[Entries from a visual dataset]
>> START

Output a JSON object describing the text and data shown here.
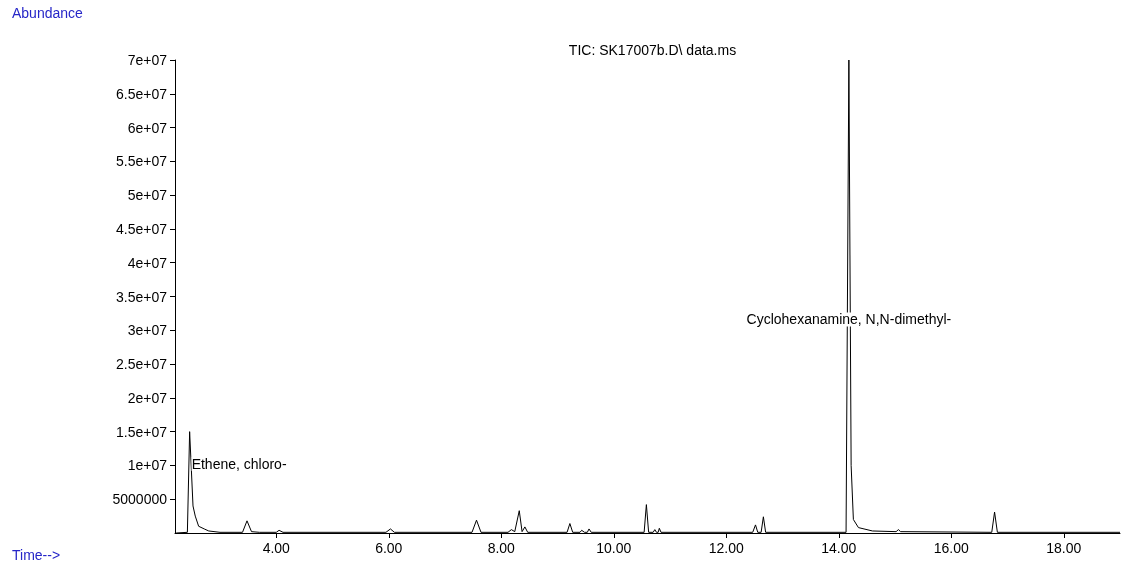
{
  "chart_data": {
    "type": "line",
    "title": "TIC: SK17007b.D\\ data.ms",
    "xlabel": "Time-->",
    "ylabel": "Abundance",
    "x": [
      2.22,
      2.42,
      2.46,
      2.52,
      2.56,
      2.62,
      2.72,
      2.8,
      3.0,
      3.4,
      3.48,
      3.56,
      3.7,
      4.0,
      4.05,
      4.12,
      5.95,
      6.03,
      6.1,
      7.48,
      7.56,
      7.64,
      8.12,
      8.18,
      8.24,
      8.32,
      8.37,
      8.42,
      8.47,
      9.17,
      9.22,
      9.27,
      9.4,
      9.43,
      9.48,
      9.53,
      9.56,
      9.6,
      10.54,
      10.58,
      10.62,
      10.7,
      10.73,
      10.76,
      10.79,
      10.81,
      10.84,
      12.47,
      12.52,
      12.56,
      12.62,
      12.66,
      12.7,
      14.13,
      14.18,
      14.22,
      14.26,
      14.35,
      14.6,
      15.02,
      15.06,
      15.1,
      16.72,
      16.77,
      16.82,
      19.0
    ],
    "series": [
      {
        "color": "#000000",
        "values": [
          0,
          100000,
          15000000,
          4000000,
          2500000,
          1000000,
          600000,
          300000,
          100000,
          100000,
          1800000,
          200000,
          100000,
          100000,
          400000,
          100000,
          100000,
          600000,
          100000,
          100000,
          1900000,
          100000,
          100000,
          500000,
          200000,
          3300000,
          200000,
          900000,
          100000,
          100000,
          1400000,
          100000,
          100000,
          400000,
          100000,
          100000,
          600000,
          100000,
          100000,
          4200000,
          100000,
          100000,
          500000,
          100000,
          100000,
          700000,
          100000,
          100000,
          1200000,
          100000,
          100000,
          2400000,
          100000,
          100000,
          70000000,
          10000000,
          2000000,
          800000,
          300000,
          200000,
          500000,
          200000,
          100000,
          3100000,
          100000,
          100000
        ]
      }
    ],
    "xlim": [
      2.2,
      19.0
    ],
    "xticks": [
      {
        "value": 4,
        "label": "4.00"
      },
      {
        "value": 6,
        "label": "6.00"
      },
      {
        "value": 8,
        "label": "8.00"
      },
      {
        "value": 10,
        "label": "10.00"
      },
      {
        "value": 12,
        "label": "12.00"
      },
      {
        "value": 14,
        "label": "14.00"
      },
      {
        "value": 16,
        "label": "16.00"
      },
      {
        "value": 18,
        "label": "18.00"
      }
    ],
    "ylim": [
      0,
      70000000
    ],
    "yticks": [
      5000000,
      {
        "value": 10000000,
        "label": "1e+07"
      },
      {
        "value": 15000000,
        "label": "1.5e+07"
      },
      {
        "value": 20000000,
        "label": "2e+07"
      },
      {
        "value": 25000000,
        "label": "2.5e+07"
      },
      {
        "value": 30000000,
        "label": "3e+07"
      },
      {
        "value": 35000000,
        "label": "3.5e+07"
      },
      {
        "value": 40000000,
        "label": "4e+07"
      },
      {
        "value": 45000000,
        "label": "4.5e+07"
      },
      {
        "value": 50000000,
        "label": "5e+07"
      },
      {
        "value": 55000000,
        "label": "5.5e+07"
      },
      {
        "value": 60000000,
        "label": "6e+07"
      },
      {
        "value": 65000000,
        "label": "6.5e+07"
      },
      {
        "value": 70000000,
        "label": "7e+07"
      }
    ],
    "annotations": [
      {
        "text": "Ethene, chloro-",
        "x": 2.46,
        "y": 10200000
      },
      {
        "text": "Cyclohexanamine, N,N-dimethyl-",
        "x": 14.18,
        "y": 31600000
      }
    ],
    "grid": false,
    "marker": "none",
    "line_style": "solid"
  }
}
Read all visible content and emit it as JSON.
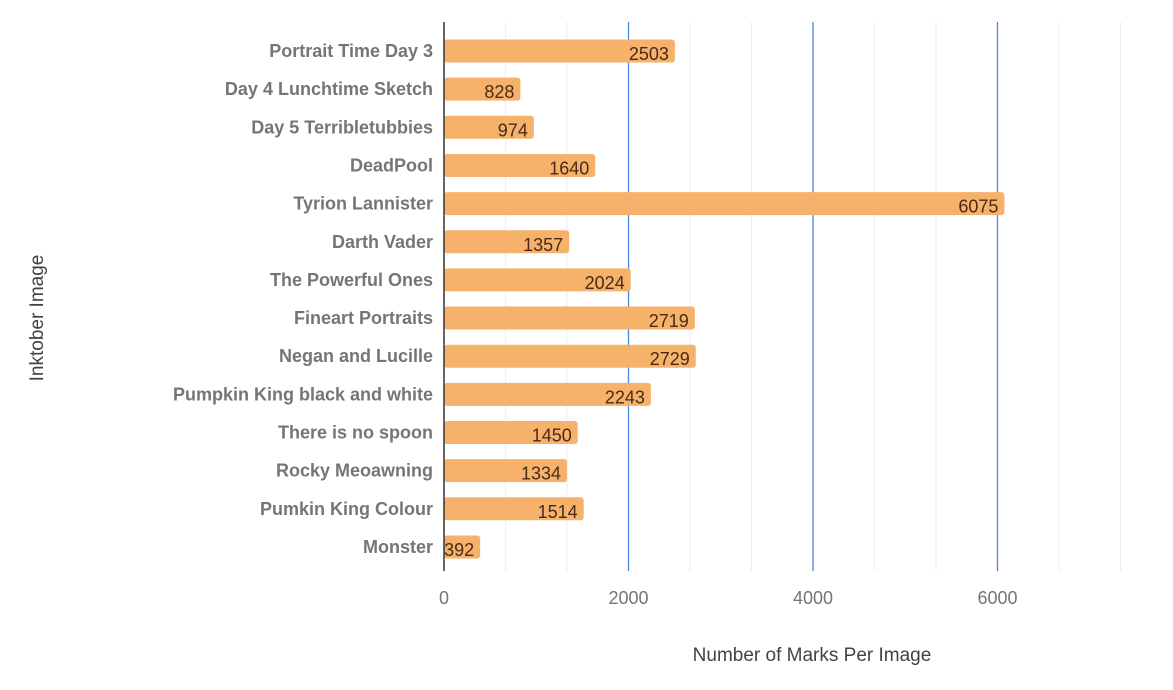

>> END

■ **REQUEST**
Print all the records again exactly; do not include any picture.

■ **OUTPUT FOR THIS TASK**
Output a JSON object describing the text and data shown here.
{
  "chart_data": {
    "type": "line",
    "title": "TIC: SK17007b.D\\ data.ms",
    "xlabel": "Time-->",
    "ylabel": "Abundance",
    "x": [
      2.22,
      2.42,
      2.46,
      2.52,
      2.56,
      2.62,
      2.72,
      2.8,
      3.0,
      3.4,
      3.48,
      3.56,
      3.7,
      4.0,
      4.05,
      4.12,
      5.95,
      6.03,
      6.1,
      7.48,
      7.56,
      7.64,
      8.12,
      8.18,
      8.24,
      8.32,
      8.37,
      8.42,
      8.47,
      9.17,
      9.22,
      9.27,
      9.4,
      9.43,
      9.48,
      9.53,
      9.56,
      9.6,
      10.54,
      10.58,
      10.62,
      10.7,
      10.73,
      10.76,
      10.79,
      10.81,
      10.84,
      12.47,
      12.52,
      12.56,
      12.62,
      12.66,
      12.7,
      14.13,
      14.18,
      14.22,
      14.26,
      14.35,
      14.6,
      15.02,
      15.06,
      15.1,
      16.72,
      16.77,
      16.82,
      19.0
    ],
    "series": [
      {
        "color": "#000000",
        "values": [
          0,
          100000,
          15000000,
          4000000,
          2500000,
          1000000,
          600000,
          300000,
          100000,
          100000,
          1800000,
          200000,
          100000,
          100000,
          400000,
          100000,
          100000,
          600000,
          100000,
          100000,
          1900000,
          100000,
          100000,
          500000,
          200000,
          3300000,
          200000,
          900000,
          100000,
          100000,
          1400000,
          100000,
          100000,
          400000,
          100000,
          100000,
          600000,
          100000,
          100000,
          4200000,
          100000,
          100000,
          500000,
          100000,
          100000,
          700000,
          100000,
          100000,
          1200000,
          100000,
          100000,
          2400000,
          100000,
          100000,
          70000000,
          10000000,
          2000000,
          800000,
          300000,
          200000,
          500000,
          200000,
          100000,
          3100000,
          100000,
          100000
        ]
      }
    ],
    "xlim": [
      2.2,
      19.0
    ],
    "xticks": [
      {
        "value": 4,
        "label": "4.00"
      },
      {
        "value": 6,
        "label": "6.00"
      },
      {
        "value": 8,
        "label": "8.00"
      },
      {
        "value": 10,
        "label": "10.00"
      },
      {
        "value": 12,
        "label": "12.00"
      },
      {
        "value": 14,
        "label": "14.00"
      },
      {
        "value": 16,
        "label": "16.00"
      },
      {
        "value": 18,
        "label": "18.00"
      }
    ],
    "ylim": [
      0,
      70000000
    ],
    "yticks": [
      5000000,
      {
        "value": 10000000,
        "label": "1e+07"
      },
      {
        "value": 15000000,
        "label": "1.5e+07"
      },
      {
        "value": 20000000,
        "label": "2e+07"
      },
      {
        "value": 25000000,
        "label": "2.5e+07"
      },
      {
        "value": 30000000,
        "label": "3e+07"
      },
      {
        "value": 35000000,
        "label": "3.5e+07"
      },
      {
        "value": 40000000,
        "label": "4e+07"
      },
      {
        "value": 45000000,
        "label": "4.5e+07"
      },
      {
        "value": 50000000,
        "label": "5e+07"
      },
      {
        "value": 55000000,
        "label": "5.5e+07"
      },
      {
        "value": 60000000,
        "label": "6e+07"
      },
      {
        "value": 65000000,
        "label": "6.5e+07"
      },
      {
        "value": 70000000,
        "label": "7e+07"
      }
    ],
    "annotations": [
      {
        "text": "Ethene, chloro-",
        "x": 2.46,
        "y": 10200000
      },
      {
        "text": "Cyclohexanamine, N,N-dimethyl-",
        "x": 14.18,
        "y": 31600000
      }
    ],
    "grid": false,
    "marker": "none",
    "line_style": "solid"
  }
}
Read all visible content and emit it as JSON.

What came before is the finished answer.